**Table of Contents**

The Splus system provides most of the statistical analysis software that you will need in speech analysis. However, Emu provides some specialist functions which are often used in speech research and are either not present in Splus or are not suited to the large amounts of data common in speech problems.

A common methodology in speech research in evaluating a set of features with respect to their discriminatory power is to carry out a gaussian classification analysis. In a gaussian model, a set of data is characterised by the mean and covariance for each class within the data along a number of dimensions. New data points can then be classified by measuring their distance from each centroid and assigning the class of the closest centroid. Emu provides functions to build a gaussian from a set of multi-dimensional data and for two types of distance measure for classification.

The function `train` takes a vector or matrix
of data representing a number of segments (one segment per row) such
as returned by `track` or
`muspec`, and a parallel label vector. It returns
the class centroid and covariance matrix for each unique label in
the label vector. Obviously, if the dimensionality of the input
data is high this procedure will take some time. For such data it
is often useful to first carry out a data-reduction step such as
principal components analysis or canonical discriminant analysis and
then build the gaussian model. This will be discussed further later
in this chapter.

### [Stated exercise 1]
Which function names appear in code formatting in the passage on gaussian classification in Emu?
### [Stated exercise 2]
Could you quote the passage on gaussian classification, beginning at the words "The Splus system" and stopping after "in speech problems."?
None of these items are needed.

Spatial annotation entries
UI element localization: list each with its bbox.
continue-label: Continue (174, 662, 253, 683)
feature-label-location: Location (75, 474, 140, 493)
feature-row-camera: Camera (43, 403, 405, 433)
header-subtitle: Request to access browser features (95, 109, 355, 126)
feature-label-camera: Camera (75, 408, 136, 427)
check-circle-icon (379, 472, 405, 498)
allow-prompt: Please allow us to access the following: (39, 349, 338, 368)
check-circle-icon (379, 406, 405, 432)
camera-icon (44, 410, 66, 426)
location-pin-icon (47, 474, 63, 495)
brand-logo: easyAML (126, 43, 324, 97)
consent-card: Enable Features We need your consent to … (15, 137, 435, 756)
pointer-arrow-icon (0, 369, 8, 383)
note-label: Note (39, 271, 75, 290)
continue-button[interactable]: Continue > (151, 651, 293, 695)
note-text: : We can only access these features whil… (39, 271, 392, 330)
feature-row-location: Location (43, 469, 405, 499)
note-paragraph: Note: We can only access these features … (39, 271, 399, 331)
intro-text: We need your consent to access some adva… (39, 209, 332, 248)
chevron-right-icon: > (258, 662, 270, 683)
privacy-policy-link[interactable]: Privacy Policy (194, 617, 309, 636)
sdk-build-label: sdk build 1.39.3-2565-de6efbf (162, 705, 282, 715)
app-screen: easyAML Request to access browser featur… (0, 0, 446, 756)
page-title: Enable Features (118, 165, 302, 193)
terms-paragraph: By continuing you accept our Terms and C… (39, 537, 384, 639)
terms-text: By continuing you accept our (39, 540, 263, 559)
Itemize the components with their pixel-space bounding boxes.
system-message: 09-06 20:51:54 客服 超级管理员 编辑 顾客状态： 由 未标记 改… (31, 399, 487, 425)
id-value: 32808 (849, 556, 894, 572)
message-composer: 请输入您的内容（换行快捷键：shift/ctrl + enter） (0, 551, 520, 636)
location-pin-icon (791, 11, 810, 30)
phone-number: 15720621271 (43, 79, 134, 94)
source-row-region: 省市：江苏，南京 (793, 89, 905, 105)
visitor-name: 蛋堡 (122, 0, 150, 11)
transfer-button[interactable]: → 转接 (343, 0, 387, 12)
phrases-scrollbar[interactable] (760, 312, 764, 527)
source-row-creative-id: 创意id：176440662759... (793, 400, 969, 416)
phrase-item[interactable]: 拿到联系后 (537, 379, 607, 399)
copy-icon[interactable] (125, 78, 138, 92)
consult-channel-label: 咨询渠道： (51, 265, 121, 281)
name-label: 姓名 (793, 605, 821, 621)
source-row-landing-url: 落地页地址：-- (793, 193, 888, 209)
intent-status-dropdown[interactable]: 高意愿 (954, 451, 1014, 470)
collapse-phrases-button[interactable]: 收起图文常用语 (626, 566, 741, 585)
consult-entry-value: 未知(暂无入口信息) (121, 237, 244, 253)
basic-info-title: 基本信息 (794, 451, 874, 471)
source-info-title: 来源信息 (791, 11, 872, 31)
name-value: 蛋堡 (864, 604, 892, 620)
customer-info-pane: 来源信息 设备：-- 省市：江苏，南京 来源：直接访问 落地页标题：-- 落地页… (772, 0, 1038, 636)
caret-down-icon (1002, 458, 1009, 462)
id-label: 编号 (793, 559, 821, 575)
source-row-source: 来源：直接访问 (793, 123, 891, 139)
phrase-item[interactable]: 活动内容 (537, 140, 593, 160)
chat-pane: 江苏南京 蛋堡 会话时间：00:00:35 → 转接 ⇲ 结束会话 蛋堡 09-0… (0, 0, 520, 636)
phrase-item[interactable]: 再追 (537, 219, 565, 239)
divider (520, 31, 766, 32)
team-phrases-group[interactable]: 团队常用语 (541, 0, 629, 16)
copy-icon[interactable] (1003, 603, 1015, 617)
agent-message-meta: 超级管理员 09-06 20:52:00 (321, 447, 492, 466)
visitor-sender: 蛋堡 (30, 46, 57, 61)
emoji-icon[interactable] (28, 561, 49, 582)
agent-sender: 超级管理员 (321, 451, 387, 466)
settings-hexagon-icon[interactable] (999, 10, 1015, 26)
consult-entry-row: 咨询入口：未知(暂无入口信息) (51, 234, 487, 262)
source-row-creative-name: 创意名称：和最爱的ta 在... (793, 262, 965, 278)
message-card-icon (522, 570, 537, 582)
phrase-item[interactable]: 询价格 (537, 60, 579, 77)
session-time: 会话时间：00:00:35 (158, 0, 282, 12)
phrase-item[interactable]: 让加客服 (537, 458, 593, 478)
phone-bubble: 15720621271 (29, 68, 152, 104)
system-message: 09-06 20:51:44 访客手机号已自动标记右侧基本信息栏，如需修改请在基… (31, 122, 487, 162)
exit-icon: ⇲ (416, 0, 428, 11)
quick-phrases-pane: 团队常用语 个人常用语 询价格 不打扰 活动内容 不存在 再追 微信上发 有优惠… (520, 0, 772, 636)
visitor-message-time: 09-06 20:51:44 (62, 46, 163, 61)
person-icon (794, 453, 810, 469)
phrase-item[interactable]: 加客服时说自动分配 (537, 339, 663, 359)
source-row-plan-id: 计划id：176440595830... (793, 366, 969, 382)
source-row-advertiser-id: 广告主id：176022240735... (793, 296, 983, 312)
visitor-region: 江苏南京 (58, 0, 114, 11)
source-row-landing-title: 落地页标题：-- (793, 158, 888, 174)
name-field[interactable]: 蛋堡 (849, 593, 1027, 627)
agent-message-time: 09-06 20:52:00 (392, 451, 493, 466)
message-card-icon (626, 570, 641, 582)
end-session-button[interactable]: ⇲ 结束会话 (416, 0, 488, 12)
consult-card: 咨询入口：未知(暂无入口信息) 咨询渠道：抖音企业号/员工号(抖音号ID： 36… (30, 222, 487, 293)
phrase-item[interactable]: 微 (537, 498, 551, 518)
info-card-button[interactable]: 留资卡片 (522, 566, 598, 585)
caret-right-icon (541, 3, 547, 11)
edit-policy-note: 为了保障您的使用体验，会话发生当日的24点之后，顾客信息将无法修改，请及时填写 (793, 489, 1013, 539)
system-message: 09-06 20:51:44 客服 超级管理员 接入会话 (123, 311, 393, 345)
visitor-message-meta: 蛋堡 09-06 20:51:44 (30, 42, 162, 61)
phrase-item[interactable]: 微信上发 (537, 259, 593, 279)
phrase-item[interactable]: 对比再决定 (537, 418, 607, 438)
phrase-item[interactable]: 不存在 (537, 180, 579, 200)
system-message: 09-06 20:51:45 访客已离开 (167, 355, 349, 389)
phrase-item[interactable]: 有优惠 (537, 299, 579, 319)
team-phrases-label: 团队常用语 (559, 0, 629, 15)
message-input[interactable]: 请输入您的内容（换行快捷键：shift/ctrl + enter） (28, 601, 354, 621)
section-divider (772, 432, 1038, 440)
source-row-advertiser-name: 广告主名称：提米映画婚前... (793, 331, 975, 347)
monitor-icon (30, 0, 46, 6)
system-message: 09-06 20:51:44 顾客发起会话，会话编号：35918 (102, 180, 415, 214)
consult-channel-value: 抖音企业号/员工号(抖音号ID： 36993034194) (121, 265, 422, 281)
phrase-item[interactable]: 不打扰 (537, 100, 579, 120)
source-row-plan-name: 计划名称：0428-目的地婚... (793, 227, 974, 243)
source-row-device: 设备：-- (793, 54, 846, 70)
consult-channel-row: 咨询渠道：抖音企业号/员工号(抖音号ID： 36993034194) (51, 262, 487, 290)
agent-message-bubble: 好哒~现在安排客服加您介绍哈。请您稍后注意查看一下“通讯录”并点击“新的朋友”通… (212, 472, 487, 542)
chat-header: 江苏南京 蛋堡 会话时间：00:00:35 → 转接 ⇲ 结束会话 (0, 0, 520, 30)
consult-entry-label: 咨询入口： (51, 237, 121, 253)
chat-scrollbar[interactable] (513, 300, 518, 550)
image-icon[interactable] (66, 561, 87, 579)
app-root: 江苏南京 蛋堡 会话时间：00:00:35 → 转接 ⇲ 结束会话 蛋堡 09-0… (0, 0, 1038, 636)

### [Correct output 1]
train, track, muspec

### [Correct output 2]
The Splus system provides most of the statistical analysis software that you will need in speech analysis. However, Emu provides some specialist functions which are often used in speech research and are either not present in Splus or are not suited to the large amounts of data common in speech problems.